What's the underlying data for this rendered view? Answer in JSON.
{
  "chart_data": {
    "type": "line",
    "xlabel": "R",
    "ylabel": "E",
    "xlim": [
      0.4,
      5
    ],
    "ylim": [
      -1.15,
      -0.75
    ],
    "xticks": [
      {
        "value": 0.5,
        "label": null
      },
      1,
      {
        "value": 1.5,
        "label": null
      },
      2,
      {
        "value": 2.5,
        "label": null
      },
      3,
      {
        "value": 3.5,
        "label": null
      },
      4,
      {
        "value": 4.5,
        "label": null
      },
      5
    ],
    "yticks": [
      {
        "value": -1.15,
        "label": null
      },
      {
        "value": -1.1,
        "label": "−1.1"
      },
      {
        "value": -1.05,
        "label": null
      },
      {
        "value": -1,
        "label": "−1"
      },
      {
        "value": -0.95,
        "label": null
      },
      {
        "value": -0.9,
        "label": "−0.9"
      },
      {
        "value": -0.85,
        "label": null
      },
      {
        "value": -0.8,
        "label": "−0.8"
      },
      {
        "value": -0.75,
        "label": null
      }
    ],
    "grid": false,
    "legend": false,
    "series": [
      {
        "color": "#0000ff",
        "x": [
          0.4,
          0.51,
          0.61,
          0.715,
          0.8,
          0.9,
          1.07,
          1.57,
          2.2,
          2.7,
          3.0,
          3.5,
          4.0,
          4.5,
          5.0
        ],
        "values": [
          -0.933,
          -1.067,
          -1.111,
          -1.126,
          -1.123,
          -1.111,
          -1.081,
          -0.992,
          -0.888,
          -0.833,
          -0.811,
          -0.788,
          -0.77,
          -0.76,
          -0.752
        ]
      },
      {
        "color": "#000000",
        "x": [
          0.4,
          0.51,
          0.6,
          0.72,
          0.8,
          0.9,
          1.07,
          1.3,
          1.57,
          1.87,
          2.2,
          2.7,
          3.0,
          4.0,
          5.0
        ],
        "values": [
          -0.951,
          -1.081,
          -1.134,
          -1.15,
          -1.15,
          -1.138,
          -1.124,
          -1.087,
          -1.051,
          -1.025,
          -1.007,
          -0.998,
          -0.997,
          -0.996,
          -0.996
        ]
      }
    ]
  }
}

-------------------------

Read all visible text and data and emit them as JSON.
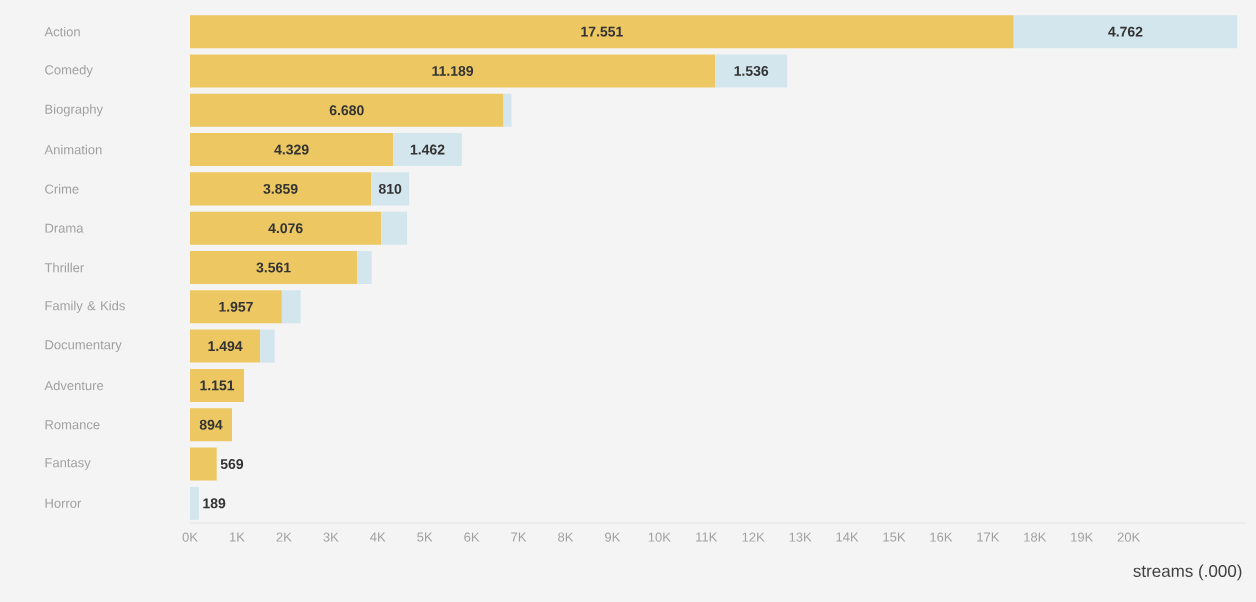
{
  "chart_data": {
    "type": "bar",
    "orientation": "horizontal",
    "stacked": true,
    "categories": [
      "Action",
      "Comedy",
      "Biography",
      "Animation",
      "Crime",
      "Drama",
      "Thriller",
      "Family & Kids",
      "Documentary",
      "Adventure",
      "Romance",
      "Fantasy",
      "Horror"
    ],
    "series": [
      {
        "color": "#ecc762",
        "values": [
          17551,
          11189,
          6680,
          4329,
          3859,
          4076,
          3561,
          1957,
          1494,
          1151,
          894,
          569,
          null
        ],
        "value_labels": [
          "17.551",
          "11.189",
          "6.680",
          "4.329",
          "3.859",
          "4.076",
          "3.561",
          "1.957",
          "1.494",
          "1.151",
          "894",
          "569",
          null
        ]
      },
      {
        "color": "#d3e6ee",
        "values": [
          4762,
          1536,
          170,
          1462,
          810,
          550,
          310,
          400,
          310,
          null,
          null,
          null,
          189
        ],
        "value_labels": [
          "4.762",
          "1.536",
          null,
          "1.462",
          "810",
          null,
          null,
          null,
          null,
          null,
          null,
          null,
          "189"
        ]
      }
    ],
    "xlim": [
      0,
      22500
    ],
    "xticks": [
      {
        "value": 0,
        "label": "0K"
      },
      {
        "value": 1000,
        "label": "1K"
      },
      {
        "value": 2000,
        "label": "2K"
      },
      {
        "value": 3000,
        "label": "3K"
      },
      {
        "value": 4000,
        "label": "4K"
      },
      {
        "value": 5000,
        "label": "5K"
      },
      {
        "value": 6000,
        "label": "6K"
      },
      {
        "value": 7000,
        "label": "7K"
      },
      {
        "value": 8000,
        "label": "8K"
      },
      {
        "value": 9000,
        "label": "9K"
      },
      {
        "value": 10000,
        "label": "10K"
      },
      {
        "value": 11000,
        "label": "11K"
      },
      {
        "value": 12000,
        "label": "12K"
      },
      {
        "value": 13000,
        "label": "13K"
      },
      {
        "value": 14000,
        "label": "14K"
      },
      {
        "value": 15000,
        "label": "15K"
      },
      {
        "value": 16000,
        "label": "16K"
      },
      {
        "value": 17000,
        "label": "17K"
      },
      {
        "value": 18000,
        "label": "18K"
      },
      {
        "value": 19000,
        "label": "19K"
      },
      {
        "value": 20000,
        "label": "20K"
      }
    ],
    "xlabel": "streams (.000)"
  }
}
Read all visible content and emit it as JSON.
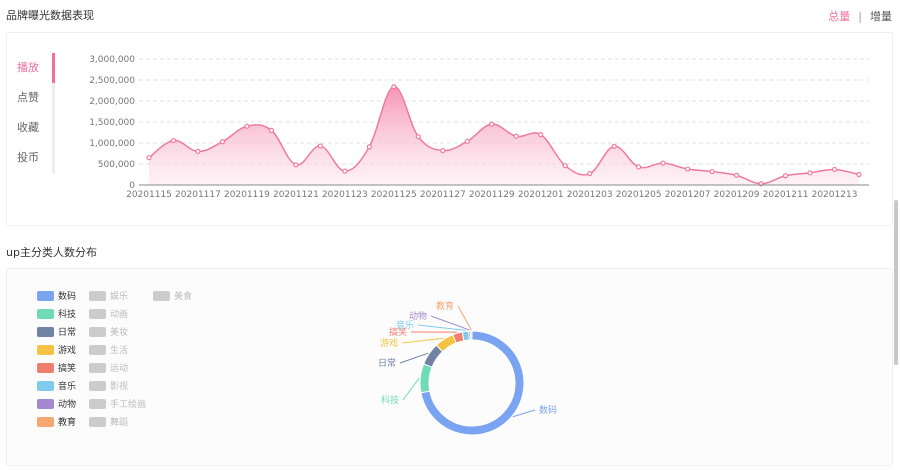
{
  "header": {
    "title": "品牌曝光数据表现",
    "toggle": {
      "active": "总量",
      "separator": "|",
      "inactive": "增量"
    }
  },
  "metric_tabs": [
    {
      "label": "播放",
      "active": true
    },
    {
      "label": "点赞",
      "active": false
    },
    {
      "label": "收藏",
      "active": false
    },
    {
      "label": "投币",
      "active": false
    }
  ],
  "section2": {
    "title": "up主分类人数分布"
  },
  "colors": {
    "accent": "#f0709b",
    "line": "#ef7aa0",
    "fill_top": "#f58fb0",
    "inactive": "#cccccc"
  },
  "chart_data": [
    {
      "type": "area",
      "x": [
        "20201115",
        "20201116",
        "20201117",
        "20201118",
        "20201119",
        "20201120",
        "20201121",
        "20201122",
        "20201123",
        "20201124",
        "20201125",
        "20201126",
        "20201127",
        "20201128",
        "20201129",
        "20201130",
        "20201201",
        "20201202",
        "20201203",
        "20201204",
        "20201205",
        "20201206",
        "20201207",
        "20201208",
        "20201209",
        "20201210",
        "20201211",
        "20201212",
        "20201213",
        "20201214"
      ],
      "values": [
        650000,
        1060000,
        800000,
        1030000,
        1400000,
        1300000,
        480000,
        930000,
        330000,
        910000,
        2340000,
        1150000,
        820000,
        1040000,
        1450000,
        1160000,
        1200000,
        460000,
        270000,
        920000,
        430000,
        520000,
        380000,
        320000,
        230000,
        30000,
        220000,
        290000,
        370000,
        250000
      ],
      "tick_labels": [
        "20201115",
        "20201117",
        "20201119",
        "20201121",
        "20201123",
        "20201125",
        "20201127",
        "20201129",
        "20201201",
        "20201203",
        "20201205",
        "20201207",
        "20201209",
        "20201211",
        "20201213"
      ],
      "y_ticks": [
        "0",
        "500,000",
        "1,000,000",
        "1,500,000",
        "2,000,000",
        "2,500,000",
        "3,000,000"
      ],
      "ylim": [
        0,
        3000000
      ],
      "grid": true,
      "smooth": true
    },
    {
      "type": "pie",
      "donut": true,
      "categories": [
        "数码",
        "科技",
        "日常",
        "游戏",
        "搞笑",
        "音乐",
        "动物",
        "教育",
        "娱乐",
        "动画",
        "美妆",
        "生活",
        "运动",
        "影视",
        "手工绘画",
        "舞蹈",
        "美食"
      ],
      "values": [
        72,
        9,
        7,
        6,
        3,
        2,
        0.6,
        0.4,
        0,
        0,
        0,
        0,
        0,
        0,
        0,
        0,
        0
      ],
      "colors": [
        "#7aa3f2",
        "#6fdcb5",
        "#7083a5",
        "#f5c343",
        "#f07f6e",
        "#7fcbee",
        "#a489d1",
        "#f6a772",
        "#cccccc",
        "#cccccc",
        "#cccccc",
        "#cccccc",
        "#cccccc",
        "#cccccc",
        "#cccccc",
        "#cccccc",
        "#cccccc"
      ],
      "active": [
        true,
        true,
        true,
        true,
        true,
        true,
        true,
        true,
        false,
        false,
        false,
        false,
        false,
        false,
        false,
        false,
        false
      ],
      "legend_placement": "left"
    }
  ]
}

-------------------------

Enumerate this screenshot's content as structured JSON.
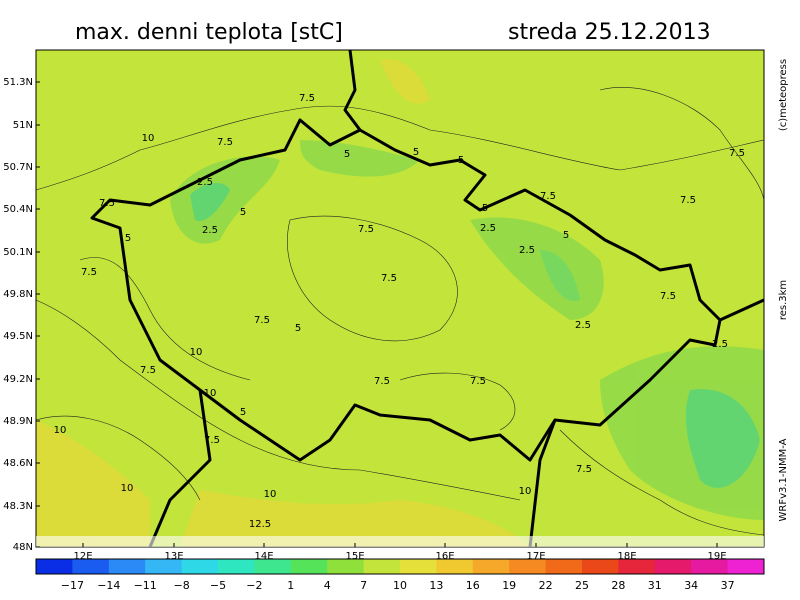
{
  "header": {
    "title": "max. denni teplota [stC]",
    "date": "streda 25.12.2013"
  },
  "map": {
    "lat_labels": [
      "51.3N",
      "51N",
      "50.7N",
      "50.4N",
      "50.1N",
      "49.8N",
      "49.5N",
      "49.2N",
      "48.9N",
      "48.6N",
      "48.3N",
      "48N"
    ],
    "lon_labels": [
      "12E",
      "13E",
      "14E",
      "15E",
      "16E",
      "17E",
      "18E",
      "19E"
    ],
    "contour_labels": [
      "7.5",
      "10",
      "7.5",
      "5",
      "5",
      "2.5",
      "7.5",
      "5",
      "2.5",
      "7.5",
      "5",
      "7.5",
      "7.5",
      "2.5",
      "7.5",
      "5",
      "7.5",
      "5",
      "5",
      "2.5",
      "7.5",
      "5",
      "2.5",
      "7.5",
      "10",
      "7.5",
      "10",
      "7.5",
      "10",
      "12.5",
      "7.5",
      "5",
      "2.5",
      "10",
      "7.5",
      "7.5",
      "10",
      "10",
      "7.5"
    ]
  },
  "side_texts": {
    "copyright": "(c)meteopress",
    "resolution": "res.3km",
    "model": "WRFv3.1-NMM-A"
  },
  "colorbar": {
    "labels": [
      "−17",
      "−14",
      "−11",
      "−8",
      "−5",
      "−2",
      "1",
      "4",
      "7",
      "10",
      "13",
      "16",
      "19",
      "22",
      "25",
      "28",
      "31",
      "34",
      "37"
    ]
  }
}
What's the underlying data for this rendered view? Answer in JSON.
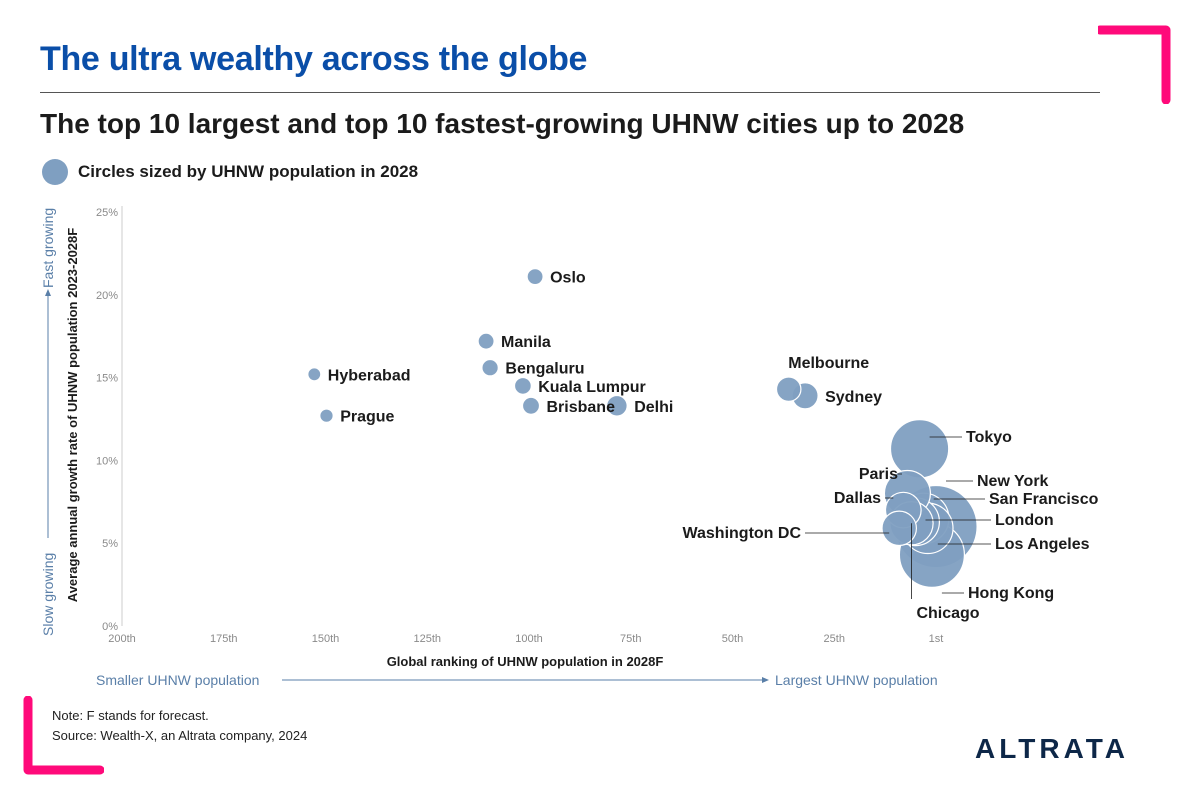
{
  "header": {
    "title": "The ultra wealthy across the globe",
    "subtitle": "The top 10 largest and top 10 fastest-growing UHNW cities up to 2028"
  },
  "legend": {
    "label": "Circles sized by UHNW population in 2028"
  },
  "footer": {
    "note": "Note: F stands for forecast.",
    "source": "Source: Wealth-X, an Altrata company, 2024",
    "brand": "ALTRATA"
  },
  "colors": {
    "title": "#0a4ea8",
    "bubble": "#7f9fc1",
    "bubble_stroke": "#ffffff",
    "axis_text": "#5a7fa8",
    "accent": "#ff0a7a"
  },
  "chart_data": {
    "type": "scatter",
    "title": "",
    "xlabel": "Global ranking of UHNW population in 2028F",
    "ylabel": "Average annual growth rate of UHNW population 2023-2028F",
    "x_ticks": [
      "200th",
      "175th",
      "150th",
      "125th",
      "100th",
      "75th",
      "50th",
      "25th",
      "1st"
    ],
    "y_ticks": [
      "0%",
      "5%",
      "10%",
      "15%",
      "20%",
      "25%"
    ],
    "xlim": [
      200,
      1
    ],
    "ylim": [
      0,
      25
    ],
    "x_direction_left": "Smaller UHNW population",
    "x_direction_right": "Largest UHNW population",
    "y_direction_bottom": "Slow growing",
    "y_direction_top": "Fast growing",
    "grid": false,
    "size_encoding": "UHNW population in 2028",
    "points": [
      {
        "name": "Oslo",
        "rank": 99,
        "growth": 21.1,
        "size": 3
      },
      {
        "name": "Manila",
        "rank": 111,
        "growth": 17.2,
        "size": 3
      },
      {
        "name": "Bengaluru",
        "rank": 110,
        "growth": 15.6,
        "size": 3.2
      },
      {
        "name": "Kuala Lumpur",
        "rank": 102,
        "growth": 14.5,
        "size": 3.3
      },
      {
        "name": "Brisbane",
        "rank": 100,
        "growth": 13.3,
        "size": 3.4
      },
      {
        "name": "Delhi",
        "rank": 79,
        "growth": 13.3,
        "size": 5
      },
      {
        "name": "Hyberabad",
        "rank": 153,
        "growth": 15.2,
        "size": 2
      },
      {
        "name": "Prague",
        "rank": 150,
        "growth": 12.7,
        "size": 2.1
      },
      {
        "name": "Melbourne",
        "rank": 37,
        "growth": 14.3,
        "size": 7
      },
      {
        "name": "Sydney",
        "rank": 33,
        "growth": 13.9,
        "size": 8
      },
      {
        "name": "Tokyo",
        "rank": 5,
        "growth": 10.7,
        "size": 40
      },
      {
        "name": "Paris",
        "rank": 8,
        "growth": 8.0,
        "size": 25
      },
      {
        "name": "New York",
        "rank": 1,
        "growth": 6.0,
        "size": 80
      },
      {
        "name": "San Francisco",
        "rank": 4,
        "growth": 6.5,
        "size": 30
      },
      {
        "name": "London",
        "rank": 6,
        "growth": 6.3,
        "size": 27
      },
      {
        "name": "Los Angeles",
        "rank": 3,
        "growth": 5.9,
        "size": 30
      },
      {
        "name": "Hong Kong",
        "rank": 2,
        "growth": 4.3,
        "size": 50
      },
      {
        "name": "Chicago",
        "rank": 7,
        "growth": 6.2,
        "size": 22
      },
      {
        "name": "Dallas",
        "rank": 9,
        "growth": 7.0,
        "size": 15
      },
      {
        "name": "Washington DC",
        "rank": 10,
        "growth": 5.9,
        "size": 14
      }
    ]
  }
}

-------------------------

> [EXERCISE DETAILS]:
Check every line of the data above for the string "UHNW", and copy those that have it.

> [EXERCISE ANSWER]:
    "subtitle": "The top 10 largest and top 10 fastest-growing UHNW cities up to 2028"
    "label": "Circles sized by UHNW population in 2028"
    "xlabel": "Global ranking of UHNW population in 2028F",
    "ylabel": "Average annual growth rate of UHNW population 2023-2028F",
    "x_direction_left": "Smaller UHNW population",
    "x_direction_right": "Largest UHNW population",
    "size_encoding": "UHNW population in 2028",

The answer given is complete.